▶ Data
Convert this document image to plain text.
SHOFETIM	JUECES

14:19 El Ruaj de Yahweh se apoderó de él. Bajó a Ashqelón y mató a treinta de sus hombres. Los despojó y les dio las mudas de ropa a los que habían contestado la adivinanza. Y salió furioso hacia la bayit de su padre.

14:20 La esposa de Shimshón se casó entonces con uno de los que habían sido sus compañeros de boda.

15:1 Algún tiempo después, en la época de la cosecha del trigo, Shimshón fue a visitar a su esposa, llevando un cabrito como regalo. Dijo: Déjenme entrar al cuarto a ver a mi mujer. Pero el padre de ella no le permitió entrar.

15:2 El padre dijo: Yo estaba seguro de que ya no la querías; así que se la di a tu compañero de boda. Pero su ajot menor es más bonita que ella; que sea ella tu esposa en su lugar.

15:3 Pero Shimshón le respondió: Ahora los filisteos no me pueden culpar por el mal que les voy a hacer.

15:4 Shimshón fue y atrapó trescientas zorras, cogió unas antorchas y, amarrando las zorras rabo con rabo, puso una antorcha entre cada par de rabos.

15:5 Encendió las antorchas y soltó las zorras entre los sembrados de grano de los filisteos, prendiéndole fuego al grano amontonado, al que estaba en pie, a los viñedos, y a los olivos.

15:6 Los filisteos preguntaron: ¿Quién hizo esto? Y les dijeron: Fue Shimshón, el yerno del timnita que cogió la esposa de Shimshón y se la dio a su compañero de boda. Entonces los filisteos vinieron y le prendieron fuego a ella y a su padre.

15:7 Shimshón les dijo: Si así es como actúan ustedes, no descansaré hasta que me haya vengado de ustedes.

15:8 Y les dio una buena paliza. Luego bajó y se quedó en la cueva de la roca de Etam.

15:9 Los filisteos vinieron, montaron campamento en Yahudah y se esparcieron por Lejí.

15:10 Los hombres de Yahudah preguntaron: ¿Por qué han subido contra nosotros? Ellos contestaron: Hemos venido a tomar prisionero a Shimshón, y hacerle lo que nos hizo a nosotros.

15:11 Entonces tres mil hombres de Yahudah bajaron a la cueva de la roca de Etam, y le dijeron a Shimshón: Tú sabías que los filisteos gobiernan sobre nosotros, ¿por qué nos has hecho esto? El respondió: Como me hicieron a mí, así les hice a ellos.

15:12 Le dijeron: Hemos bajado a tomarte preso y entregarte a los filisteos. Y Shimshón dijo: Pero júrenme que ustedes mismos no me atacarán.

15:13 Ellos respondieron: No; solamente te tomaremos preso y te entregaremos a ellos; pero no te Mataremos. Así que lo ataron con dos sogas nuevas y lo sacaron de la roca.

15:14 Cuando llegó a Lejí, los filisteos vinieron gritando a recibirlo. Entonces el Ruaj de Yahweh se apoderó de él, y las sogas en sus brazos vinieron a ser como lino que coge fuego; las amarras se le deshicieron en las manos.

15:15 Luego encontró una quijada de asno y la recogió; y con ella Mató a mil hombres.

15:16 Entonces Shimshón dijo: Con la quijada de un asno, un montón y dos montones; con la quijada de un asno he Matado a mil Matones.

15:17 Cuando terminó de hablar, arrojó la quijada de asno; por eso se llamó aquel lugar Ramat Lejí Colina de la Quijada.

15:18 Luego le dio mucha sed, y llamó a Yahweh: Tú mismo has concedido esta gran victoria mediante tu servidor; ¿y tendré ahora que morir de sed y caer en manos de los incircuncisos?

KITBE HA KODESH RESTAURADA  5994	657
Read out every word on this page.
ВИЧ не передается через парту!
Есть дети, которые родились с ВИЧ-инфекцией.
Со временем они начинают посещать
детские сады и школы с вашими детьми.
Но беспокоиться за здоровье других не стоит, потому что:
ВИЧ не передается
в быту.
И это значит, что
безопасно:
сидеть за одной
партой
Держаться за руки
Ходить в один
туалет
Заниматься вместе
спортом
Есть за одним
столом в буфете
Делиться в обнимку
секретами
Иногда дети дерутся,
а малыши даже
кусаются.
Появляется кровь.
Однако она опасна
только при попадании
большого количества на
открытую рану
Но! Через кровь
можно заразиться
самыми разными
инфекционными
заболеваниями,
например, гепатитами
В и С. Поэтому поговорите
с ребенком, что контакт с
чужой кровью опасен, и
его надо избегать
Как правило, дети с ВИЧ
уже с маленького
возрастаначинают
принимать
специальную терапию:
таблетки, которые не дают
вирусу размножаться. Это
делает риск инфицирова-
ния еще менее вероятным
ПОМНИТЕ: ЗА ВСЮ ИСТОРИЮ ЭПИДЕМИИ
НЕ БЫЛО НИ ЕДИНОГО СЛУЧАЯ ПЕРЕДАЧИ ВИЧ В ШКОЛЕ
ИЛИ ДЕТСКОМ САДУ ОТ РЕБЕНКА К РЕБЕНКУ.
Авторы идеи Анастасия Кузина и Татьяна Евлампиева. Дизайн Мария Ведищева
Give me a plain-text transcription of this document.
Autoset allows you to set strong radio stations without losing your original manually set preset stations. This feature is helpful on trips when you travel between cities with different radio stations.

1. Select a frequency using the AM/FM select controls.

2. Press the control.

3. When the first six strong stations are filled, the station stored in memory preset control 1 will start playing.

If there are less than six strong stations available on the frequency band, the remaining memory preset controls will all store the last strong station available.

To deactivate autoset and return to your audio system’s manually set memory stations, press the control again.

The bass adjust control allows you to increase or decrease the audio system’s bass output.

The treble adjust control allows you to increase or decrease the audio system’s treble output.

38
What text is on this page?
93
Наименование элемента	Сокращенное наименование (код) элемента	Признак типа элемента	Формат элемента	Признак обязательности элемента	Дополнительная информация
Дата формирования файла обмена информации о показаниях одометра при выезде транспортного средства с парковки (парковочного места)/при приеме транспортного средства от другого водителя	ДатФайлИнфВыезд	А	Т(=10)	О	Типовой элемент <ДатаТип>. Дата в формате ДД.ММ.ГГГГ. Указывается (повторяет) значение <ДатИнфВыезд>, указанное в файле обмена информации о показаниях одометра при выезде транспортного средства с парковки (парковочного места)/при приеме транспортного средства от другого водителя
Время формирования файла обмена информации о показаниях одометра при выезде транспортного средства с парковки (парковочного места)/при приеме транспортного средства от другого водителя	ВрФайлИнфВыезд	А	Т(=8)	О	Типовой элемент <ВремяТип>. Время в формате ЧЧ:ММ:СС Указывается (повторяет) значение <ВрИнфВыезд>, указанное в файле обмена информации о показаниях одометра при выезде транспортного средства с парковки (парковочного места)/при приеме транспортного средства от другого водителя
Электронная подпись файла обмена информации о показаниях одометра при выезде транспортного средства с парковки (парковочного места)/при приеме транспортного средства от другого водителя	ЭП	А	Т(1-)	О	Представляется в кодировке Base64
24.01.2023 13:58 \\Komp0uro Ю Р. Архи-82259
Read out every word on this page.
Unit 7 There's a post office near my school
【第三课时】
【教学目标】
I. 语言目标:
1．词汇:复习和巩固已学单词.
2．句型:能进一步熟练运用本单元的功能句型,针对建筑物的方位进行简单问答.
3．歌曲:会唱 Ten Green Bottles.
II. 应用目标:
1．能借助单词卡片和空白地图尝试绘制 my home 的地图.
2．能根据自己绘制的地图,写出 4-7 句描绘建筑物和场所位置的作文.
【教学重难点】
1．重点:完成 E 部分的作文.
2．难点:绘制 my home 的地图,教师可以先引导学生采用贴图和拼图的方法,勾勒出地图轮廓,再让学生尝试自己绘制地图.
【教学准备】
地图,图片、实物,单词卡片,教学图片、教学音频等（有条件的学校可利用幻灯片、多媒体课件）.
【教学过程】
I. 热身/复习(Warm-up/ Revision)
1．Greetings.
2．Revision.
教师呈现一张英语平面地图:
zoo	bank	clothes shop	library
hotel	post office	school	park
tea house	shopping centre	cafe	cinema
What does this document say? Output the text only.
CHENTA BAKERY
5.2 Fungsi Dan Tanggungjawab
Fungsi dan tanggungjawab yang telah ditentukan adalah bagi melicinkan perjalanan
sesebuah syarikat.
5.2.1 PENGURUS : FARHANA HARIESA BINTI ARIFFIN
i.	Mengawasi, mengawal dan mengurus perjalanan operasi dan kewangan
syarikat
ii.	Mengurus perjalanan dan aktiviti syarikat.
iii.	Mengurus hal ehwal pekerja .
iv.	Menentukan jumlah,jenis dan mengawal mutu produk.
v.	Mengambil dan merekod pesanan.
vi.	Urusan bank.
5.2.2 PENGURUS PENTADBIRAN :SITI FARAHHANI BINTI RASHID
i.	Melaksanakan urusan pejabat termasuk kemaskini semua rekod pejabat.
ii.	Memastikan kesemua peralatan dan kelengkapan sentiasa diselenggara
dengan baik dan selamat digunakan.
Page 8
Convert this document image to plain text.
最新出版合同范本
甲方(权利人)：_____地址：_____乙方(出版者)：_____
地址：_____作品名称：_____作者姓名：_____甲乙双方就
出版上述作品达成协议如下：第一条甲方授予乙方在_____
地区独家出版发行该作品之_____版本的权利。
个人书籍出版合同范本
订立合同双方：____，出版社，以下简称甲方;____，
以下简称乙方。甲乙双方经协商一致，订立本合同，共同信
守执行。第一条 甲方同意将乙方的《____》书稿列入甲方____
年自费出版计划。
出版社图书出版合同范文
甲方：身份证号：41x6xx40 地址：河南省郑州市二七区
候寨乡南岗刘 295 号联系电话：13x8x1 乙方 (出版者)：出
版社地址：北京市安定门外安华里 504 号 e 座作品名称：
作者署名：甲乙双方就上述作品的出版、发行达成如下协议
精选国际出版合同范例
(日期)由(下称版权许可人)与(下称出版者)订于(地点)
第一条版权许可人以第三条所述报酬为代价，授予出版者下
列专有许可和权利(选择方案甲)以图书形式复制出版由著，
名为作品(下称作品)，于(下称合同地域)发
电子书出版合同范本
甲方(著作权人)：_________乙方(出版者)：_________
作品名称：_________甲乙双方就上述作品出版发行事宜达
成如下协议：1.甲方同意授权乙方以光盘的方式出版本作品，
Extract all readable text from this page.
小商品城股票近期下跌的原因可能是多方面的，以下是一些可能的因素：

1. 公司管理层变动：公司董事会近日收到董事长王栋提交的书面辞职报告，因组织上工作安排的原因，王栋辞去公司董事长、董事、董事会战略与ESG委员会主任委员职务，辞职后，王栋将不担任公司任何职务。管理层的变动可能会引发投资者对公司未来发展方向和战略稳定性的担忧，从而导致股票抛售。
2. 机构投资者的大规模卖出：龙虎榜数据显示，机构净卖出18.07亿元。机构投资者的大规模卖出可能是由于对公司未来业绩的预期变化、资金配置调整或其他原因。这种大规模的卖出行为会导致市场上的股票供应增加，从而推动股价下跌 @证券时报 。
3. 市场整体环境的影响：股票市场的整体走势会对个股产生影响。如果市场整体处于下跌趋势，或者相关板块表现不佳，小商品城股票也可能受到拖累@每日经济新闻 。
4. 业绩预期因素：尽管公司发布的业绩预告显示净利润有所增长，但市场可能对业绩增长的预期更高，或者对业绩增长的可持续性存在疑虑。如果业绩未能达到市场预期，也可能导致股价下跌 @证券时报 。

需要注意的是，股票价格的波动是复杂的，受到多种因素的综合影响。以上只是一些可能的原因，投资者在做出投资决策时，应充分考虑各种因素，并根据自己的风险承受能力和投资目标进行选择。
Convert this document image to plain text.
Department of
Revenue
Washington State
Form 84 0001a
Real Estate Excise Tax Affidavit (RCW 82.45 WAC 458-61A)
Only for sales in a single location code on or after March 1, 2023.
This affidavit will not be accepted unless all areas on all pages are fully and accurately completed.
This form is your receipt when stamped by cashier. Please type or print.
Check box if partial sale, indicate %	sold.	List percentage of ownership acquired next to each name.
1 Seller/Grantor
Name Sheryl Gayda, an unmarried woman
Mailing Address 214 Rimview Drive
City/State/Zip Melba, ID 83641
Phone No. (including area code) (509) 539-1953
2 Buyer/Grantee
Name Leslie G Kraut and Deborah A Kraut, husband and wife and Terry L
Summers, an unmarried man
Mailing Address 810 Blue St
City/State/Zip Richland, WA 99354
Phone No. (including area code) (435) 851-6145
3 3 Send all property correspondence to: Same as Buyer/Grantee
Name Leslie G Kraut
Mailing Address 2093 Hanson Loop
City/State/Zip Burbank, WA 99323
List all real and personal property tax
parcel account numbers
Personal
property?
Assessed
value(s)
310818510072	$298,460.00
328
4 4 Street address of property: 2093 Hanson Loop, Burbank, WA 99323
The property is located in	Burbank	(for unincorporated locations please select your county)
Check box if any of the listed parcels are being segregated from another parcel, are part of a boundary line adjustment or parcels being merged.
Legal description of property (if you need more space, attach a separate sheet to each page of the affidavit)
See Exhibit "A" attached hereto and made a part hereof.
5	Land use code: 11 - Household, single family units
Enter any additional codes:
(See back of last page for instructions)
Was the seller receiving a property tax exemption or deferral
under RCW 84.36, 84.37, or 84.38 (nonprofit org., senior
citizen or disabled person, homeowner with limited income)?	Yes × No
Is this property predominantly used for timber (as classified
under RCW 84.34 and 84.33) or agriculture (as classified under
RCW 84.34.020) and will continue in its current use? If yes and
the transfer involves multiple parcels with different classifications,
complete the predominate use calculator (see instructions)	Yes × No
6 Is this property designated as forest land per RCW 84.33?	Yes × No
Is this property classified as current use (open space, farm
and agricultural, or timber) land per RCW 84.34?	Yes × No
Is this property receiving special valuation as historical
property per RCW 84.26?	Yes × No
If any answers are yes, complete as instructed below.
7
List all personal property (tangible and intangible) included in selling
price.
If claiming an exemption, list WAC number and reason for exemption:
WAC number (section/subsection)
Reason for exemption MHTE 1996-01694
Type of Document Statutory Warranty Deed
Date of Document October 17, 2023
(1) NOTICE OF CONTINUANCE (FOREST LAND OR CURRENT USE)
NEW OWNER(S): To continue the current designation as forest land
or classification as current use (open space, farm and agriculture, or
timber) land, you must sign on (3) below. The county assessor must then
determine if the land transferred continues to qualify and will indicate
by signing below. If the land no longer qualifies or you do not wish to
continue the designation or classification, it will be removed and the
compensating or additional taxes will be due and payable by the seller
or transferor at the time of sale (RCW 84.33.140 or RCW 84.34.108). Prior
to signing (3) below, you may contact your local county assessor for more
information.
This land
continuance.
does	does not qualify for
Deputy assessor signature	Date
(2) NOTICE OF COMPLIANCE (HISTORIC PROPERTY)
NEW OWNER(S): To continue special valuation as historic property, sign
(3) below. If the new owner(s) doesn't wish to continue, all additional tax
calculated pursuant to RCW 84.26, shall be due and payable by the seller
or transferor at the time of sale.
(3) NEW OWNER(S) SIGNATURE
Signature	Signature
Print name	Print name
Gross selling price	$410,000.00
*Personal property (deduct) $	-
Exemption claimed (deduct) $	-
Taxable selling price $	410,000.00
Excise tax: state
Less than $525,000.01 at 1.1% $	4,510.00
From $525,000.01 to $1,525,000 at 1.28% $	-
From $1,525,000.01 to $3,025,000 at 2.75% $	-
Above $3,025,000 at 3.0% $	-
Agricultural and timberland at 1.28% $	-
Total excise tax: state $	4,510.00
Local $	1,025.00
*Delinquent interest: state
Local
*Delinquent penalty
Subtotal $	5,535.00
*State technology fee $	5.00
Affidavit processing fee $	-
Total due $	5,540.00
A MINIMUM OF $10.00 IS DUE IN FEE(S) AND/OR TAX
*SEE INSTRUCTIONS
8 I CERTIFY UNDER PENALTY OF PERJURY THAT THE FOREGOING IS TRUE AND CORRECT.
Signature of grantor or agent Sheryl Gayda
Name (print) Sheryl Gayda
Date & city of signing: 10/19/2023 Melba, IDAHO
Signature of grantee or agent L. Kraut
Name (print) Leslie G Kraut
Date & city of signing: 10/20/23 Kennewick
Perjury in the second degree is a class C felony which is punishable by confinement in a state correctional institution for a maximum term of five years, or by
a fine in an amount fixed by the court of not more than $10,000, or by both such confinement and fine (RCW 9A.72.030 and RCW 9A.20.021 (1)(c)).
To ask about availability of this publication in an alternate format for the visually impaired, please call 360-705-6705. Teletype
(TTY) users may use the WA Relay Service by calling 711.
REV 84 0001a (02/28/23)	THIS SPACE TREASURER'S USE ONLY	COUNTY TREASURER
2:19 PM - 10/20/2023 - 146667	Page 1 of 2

▶ Problem requirements
Write only the number of lines in the records that include the word "last".

▶ Solution for this task
2